| WHAT THE EXERCISE ASKS |
Extract all lines that hold the string "structure".

| MATERIAL TO PROCESS |
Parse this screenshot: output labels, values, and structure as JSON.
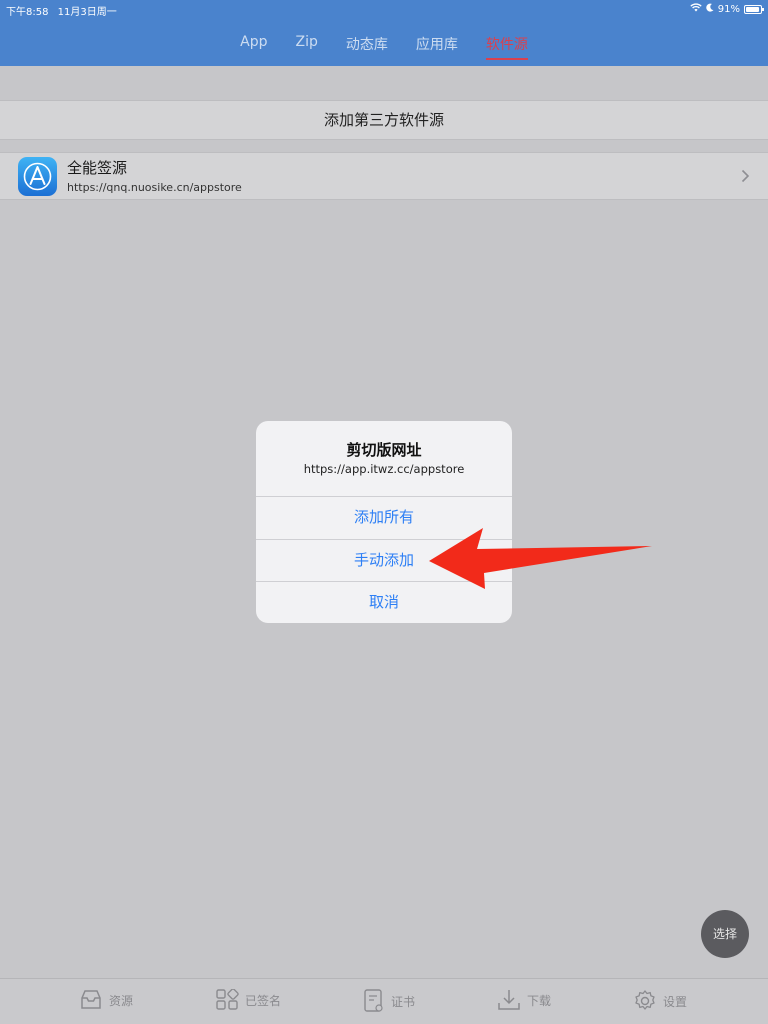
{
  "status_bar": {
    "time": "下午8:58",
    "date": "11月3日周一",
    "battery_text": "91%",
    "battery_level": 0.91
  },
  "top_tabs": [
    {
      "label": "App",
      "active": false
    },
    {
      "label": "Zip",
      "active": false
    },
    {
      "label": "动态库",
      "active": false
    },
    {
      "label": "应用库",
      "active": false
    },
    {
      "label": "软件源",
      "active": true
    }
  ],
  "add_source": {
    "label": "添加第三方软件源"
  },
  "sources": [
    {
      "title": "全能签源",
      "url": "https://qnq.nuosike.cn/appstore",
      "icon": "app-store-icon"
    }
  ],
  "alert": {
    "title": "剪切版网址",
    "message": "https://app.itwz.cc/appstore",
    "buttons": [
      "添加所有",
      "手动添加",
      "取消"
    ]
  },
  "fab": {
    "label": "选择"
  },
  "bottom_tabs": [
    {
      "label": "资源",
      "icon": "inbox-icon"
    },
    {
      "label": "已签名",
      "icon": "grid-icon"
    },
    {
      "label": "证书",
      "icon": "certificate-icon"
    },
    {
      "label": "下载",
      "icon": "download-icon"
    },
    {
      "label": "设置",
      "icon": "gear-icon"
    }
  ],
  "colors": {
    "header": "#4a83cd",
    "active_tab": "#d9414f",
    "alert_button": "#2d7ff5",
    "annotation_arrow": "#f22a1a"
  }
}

* * *

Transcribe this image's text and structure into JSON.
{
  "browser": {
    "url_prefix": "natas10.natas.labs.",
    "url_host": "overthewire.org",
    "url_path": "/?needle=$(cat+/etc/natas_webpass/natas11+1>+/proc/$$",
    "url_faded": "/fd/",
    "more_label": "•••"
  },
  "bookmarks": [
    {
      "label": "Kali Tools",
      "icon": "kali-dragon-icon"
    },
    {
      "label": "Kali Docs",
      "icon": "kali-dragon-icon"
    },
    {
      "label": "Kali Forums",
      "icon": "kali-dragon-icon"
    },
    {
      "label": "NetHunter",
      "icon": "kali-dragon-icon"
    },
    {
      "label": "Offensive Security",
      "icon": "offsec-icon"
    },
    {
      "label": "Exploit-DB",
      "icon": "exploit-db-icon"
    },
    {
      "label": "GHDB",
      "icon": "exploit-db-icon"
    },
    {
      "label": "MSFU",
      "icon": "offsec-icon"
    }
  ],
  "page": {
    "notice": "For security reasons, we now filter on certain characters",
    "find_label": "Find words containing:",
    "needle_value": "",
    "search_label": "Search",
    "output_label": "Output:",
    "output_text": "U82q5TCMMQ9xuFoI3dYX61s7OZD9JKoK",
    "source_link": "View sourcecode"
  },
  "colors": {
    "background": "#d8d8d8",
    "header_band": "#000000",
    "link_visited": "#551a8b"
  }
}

| FINAL RESULT |
Parse this screenshot: output labels, values, and structure as JSON.
Transcribe this image's text and structure into JSON.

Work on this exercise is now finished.